Information given

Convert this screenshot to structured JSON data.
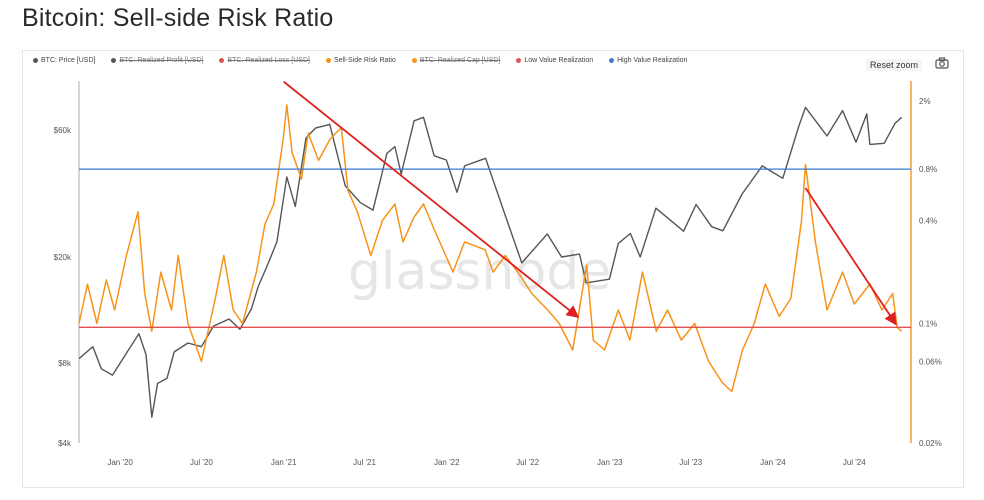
{
  "page": {
    "title": "Bitcoin: Sell-side Risk Ratio"
  },
  "toolbar": {
    "reset_zoom": "Reset zoom",
    "camera_icon": "camera-icon"
  },
  "watermark": "glassnode",
  "legend": [
    {
      "label": "BTC: Price [USD]",
      "color": "#555555",
      "hidden": false
    },
    {
      "label": "BTC: Realized Profit [USD]",
      "color": "#555555",
      "hidden": true
    },
    {
      "label": "BTC: Realized Loss [USD]",
      "color": "#e05050",
      "hidden": true
    },
    {
      "label": "Sell-Side Risk Ratio",
      "color": "#f7931a",
      "hidden": false
    },
    {
      "label": "BTC: Realized Cap [USD]",
      "color": "#f7931a",
      "hidden": true
    },
    {
      "label": "Low Value Realization",
      "color": "#e05050",
      "hidden": false
    },
    {
      "label": "High Value Realization",
      "color": "#3a7bd5",
      "hidden": false
    }
  ],
  "chart_data": {
    "type": "line",
    "x_ticks": [
      "Jan '20",
      "Jul '20",
      "Jan '21",
      "Jul '21",
      "Jan '22",
      "Jul '22",
      "Jan '23",
      "Jul '23",
      "Jan '24",
      "Jul '24"
    ],
    "x_range": [
      "2019-10",
      "2024-10"
    ],
    "y_left": {
      "ticks": [
        "$4k",
        "$8k",
        "$20k",
        "$60k"
      ],
      "scale": "log",
      "range": [
        4000,
        100000
      ]
    },
    "y_right": {
      "ticks": [
        "0.02%",
        "0.06%",
        "0.1%",
        "0.4%",
        "0.8%",
        "2%"
      ],
      "scale": "log",
      "range": [
        0.02,
        3
      ]
    },
    "series": [
      {
        "name": "BTC: Price [USD]",
        "axis": "left",
        "color": "#555555",
        "points": [
          [
            "2019-10-01",
            8300
          ],
          [
            "2019-11-01",
            9200
          ],
          [
            "2019-11-20",
            7600
          ],
          [
            "2019-12-15",
            7200
          ],
          [
            "2020-01-15",
            8700
          ],
          [
            "2020-02-12",
            10300
          ],
          [
            "2020-02-28",
            8600
          ],
          [
            "2020-03-12",
            5000
          ],
          [
            "2020-03-25",
            6700
          ],
          [
            "2020-04-15",
            7000
          ],
          [
            "2020-05-01",
            8800
          ],
          [
            "2020-06-01",
            9500
          ],
          [
            "2020-07-01",
            9200
          ],
          [
            "2020-07-28",
            11000
          ],
          [
            "2020-09-01",
            11700
          ],
          [
            "2020-09-25",
            10700
          ],
          [
            "2020-10-21",
            12800
          ],
          [
            "2020-11-05",
            15500
          ],
          [
            "2020-11-25",
            18500
          ],
          [
            "2020-12-17",
            22800
          ],
          [
            "2021-01-08",
            40000
          ],
          [
            "2021-01-27",
            31000
          ],
          [
            "2021-02-20",
            56000
          ],
          [
            "2021-03-13",
            61000
          ],
          [
            "2021-04-14",
            63000
          ],
          [
            "2021-05-19",
            37000
          ],
          [
            "2021-06-22",
            32000
          ],
          [
            "2021-07-20",
            30000
          ],
          [
            "2021-08-20",
            49000
          ],
          [
            "2021-09-07",
            52000
          ],
          [
            "2021-09-21",
            41000
          ],
          [
            "2021-10-20",
            65000
          ],
          [
            "2021-11-10",
            67000
          ],
          [
            "2021-12-04",
            48000
          ],
          [
            "2021-12-31",
            46300
          ],
          [
            "2022-01-24",
            35000
          ],
          [
            "2022-02-10",
            44000
          ],
          [
            "2022-03-29",
            47000
          ],
          [
            "2022-05-11",
            29000
          ],
          [
            "2022-06-18",
            19000
          ],
          [
            "2022-08-14",
            24400
          ],
          [
            "2022-09-15",
            20000
          ],
          [
            "2022-10-25",
            20500
          ],
          [
            "2022-11-09",
            16000
          ],
          [
            "2022-12-31",
            16500
          ],
          [
            "2023-01-20",
            22500
          ],
          [
            "2023-02-16",
            24500
          ],
          [
            "2023-03-10",
            20000
          ],
          [
            "2023-04-14",
            30500
          ],
          [
            "2023-06-15",
            25000
          ],
          [
            "2023-07-13",
            31500
          ],
          [
            "2023-08-17",
            26000
          ],
          [
            "2023-09-11",
            25100
          ],
          [
            "2023-10-24",
            34500
          ],
          [
            "2023-12-08",
            44000
          ],
          [
            "2024-01-23",
            39500
          ],
          [
            "2024-02-28",
            62000
          ],
          [
            "2024-03-14",
            73000
          ],
          [
            "2024-05-01",
            57000
          ],
          [
            "2024-06-05",
            71000
          ],
          [
            "2024-07-05",
            54000
          ],
          [
            "2024-07-29",
            69000
          ],
          [
            "2024-08-05",
            53000
          ],
          [
            "2024-09-06",
            53500
          ],
          [
            "2024-09-30",
            63500
          ],
          [
            "2024-10-15",
            67000
          ]
        ]
      },
      {
        "name": "Sell-Side Risk Ratio",
        "axis": "right",
        "color": "#f7931a",
        "points": [
          [
            "2019-10-01",
            0.1
          ],
          [
            "2019-10-20",
            0.17
          ],
          [
            "2019-11-10",
            0.1
          ],
          [
            "2019-12-01",
            0.18
          ],
          [
            "2019-12-20",
            0.12
          ],
          [
            "2020-01-15",
            0.25
          ],
          [
            "2020-02-10",
            0.45
          ],
          [
            "2020-02-25",
            0.15
          ],
          [
            "2020-03-12",
            0.09
          ],
          [
            "2020-04-01",
            0.2
          ],
          [
            "2020-04-25",
            0.12
          ],
          [
            "2020-05-10",
            0.25
          ],
          [
            "2020-06-01",
            0.1
          ],
          [
            "2020-07-01",
            0.06
          ],
          [
            "2020-08-01",
            0.14
          ],
          [
            "2020-08-20",
            0.25
          ],
          [
            "2020-09-10",
            0.12
          ],
          [
            "2020-10-01",
            0.1
          ],
          [
            "2020-11-01",
            0.2
          ],
          [
            "2020-11-20",
            0.38
          ],
          [
            "2020-12-10",
            0.5
          ],
          [
            "2020-12-31",
            1.2
          ],
          [
            "2021-01-08",
            1.9
          ],
          [
            "2021-01-20",
            1.0
          ],
          [
            "2021-02-10",
            0.7
          ],
          [
            "2021-02-25",
            1.3
          ],
          [
            "2021-03-20",
            0.9
          ],
          [
            "2021-04-15",
            1.2
          ],
          [
            "2021-05-10",
            1.4
          ],
          [
            "2021-05-25",
            0.6
          ],
          [
            "2021-06-15",
            0.45
          ],
          [
            "2021-07-15",
            0.25
          ],
          [
            "2021-08-10",
            0.4
          ],
          [
            "2021-09-07",
            0.5
          ],
          [
            "2021-09-25",
            0.3
          ],
          [
            "2021-10-20",
            0.42
          ],
          [
            "2021-11-10",
            0.5
          ],
          [
            "2021-12-05",
            0.35
          ],
          [
            "2022-01-15",
            0.2
          ],
          [
            "2022-02-10",
            0.3
          ],
          [
            "2022-03-28",
            0.27
          ],
          [
            "2022-04-15",
            0.2
          ],
          [
            "2022-05-12",
            0.25
          ],
          [
            "2022-06-15",
            0.19
          ],
          [
            "2022-07-10",
            0.15
          ],
          [
            "2022-08-15",
            0.12
          ],
          [
            "2022-09-10",
            0.1
          ],
          [
            "2022-10-10",
            0.07
          ],
          [
            "2022-11-10",
            0.22
          ],
          [
            "2022-11-25",
            0.08
          ],
          [
            "2022-12-20",
            0.07
          ],
          [
            "2023-01-20",
            0.12
          ],
          [
            "2023-02-15",
            0.08
          ],
          [
            "2023-03-15",
            0.2
          ],
          [
            "2023-04-15",
            0.09
          ],
          [
            "2023-05-10",
            0.12
          ],
          [
            "2023-06-10",
            0.08
          ],
          [
            "2023-07-10",
            0.1
          ],
          [
            "2023-08-10",
            0.06
          ],
          [
            "2023-09-10",
            0.045
          ],
          [
            "2023-10-01",
            0.04
          ],
          [
            "2023-10-25",
            0.07
          ],
          [
            "2023-11-20",
            0.1
          ],
          [
            "2023-12-15",
            0.17
          ],
          [
            "2024-01-15",
            0.11
          ],
          [
            "2024-02-10",
            0.14
          ],
          [
            "2024-03-05",
            0.4
          ],
          [
            "2024-03-14",
            0.85
          ],
          [
            "2024-04-05",
            0.3
          ],
          [
            "2024-05-01",
            0.12
          ],
          [
            "2024-06-05",
            0.2
          ],
          [
            "2024-07-01",
            0.13
          ],
          [
            "2024-08-05",
            0.17
          ],
          [
            "2024-09-01",
            0.12
          ],
          [
            "2024-09-25",
            0.15
          ],
          [
            "2024-10-05",
            0.095
          ],
          [
            "2024-10-15",
            0.09
          ]
        ]
      },
      {
        "name": "High Value Realization",
        "axis": "right",
        "color": "#3a7bd5",
        "constant": 0.8
      },
      {
        "name": "Low Value Realization",
        "axis": "right",
        "color": "#e05050",
        "constant": 0.095
      }
    ],
    "annotations": [
      {
        "type": "arrow",
        "color": "#e02020",
        "from": {
          "date": "2021-01-01",
          "value": 2.6
        },
        "to": {
          "date": "2022-10-20",
          "value": 0.11
        }
      },
      {
        "type": "arrow",
        "color": "#e02020",
        "from": {
          "date": "2024-03-14",
          "value": 0.62
        },
        "to": {
          "date": "2024-10-01",
          "value": 0.1
        }
      }
    ]
  }
}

Problem requirements
Go through the material line by line. Show each line that contains the string "High".

Completed exercise
      "label": "High Value Realization",
        "name": "High Value Realization",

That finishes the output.